### Your goal
Keep every line where the word "gresa" appears; drop the rest.

### Given information

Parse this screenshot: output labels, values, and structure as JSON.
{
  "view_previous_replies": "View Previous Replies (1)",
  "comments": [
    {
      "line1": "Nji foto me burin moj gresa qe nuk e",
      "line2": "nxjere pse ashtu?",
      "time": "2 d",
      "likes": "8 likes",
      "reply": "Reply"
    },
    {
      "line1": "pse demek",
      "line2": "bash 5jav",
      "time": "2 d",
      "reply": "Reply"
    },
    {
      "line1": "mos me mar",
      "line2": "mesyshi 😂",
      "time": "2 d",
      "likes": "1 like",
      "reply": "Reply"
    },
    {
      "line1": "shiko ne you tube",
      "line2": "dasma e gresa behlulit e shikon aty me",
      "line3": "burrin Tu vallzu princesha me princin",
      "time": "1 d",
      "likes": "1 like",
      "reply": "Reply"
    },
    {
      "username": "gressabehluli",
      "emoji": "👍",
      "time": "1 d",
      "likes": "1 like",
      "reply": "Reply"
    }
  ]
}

### Exercise solution
      "line1": "Nji foto me burin moj gresa qe nuk e",
      "line2": "dasma e gresa behlulit e shikon aty me",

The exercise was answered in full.